[Rows from a layout dataset]
___
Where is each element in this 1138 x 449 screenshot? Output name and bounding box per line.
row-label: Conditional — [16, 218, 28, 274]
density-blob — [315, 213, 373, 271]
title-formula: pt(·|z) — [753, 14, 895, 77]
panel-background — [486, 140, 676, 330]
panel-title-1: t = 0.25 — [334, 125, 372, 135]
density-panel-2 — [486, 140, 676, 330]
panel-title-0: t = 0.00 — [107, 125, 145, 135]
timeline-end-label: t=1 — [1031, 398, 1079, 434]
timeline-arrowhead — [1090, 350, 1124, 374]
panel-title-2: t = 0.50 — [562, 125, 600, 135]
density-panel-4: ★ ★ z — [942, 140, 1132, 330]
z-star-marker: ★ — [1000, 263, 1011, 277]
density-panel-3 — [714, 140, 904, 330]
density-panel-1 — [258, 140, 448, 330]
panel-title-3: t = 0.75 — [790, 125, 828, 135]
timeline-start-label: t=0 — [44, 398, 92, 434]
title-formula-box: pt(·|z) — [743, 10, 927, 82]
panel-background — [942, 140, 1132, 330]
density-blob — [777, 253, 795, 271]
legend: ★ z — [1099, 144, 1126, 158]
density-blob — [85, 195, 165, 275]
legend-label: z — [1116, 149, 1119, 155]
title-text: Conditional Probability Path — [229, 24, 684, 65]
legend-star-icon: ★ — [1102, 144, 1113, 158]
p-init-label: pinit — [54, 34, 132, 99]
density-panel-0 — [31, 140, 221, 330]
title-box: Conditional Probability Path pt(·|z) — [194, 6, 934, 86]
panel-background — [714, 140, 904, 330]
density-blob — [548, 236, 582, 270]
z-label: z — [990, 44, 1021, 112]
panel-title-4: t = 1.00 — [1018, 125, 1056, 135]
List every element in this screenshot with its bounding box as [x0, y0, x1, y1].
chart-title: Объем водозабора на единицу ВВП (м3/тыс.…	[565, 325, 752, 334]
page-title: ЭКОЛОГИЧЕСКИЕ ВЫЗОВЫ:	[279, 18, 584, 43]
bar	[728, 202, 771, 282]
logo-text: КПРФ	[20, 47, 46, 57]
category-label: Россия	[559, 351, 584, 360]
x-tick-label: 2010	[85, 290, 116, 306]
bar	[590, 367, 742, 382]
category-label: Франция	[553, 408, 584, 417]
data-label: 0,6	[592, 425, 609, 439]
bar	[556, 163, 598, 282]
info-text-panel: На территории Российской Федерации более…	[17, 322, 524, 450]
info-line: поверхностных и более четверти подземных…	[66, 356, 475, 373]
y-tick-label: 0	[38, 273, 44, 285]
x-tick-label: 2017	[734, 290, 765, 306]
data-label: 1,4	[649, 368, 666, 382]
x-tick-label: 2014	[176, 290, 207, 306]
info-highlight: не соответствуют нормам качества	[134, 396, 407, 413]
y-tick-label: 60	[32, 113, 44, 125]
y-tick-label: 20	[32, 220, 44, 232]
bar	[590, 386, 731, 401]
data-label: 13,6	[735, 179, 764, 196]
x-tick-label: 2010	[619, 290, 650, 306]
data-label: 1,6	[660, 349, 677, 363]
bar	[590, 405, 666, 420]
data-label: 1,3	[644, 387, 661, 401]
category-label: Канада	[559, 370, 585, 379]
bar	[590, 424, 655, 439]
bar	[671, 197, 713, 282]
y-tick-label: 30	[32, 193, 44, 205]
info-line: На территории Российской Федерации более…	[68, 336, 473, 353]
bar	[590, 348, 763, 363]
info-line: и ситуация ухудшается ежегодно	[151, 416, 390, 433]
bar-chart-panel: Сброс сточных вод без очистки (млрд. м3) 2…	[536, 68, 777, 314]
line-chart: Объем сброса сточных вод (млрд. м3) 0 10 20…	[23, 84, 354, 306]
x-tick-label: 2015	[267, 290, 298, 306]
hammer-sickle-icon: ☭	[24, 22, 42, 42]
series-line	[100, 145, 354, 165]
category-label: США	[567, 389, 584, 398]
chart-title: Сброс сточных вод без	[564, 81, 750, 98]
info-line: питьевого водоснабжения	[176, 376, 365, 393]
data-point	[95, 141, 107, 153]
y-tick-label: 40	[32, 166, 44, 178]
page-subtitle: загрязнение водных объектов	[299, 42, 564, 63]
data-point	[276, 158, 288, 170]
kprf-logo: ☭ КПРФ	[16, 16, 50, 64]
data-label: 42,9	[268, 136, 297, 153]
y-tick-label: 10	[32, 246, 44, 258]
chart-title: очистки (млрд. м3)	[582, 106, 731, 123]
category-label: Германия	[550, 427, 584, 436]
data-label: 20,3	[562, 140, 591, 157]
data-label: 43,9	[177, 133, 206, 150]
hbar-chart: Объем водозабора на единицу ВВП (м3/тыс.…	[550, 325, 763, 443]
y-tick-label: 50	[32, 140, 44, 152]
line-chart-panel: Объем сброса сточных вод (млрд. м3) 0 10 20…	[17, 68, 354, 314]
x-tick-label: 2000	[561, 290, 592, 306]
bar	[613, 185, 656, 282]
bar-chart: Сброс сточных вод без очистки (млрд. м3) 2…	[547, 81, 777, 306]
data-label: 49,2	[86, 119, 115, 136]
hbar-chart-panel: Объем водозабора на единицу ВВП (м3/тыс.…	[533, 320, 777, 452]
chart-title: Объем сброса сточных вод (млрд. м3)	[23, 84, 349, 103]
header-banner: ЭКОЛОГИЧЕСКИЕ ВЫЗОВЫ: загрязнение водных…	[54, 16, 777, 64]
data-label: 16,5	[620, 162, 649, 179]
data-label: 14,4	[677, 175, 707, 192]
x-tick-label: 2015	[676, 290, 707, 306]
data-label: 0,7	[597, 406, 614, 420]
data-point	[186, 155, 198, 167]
___
• _INSTRUCTIONS TO FOLLOW_:
Put the lines running from the start of the records above through the line containing "legend-star-icon: ★ — [1102, 144, 1113, 158]" into a numbered list, with that line included and any blank lines left out.

• _ANSWER TO THE EXERCISE_:
1. Where is each element in this 1138 x 449 screenshot? Output name and bounding box per line.
2. row-label: Conditional — [16, 218, 28, 274]
3. density-blob — [315, 213, 373, 271]
4. title-formula: pt(·|z) — [753, 14, 895, 77]
5. panel-background — [486, 140, 676, 330]
6. panel-title-1: t = 0.25 — [334, 125, 372, 135]
7. density-panel-2 — [486, 140, 676, 330]
8. panel-title-0: t = 0.00 — [107, 125, 145, 135]
9. timeline-end-label: t=1 — [1031, 398, 1079, 434]
10. timeline-arrowhead — [1090, 350, 1124, 374]
11. panel-title-2: t = 0.50 — [562, 125, 600, 135]
12. density-panel-4: ★ ★ z — [942, 140, 1132, 330]
13. z-star-marker: ★ — [1000, 263, 1011, 277]
14. density-panel-3 — [714, 140, 904, 330]
15. density-panel-1 — [258, 140, 448, 330]
16. panel-title-3: t = 0.75 — [790, 125, 828, 135]
17. timeline-start-label: t=0 — [44, 398, 92, 434]
18. title-formula-box: pt(·|z) — [743, 10, 927, 82]
19. panel-background — [942, 140, 1132, 330]
20. density-blob — [777, 253, 795, 271]
21. legend: ★ z — [1099, 144, 1126, 158]
22. density-blob — [85, 195, 165, 275]
23. legend-label: z — [1116, 149, 1119, 155]
24. title-text: Conditional Probability Path — [229, 24, 684, 65]
25. legend-star-icon: ★ — [1102, 144, 1113, 158]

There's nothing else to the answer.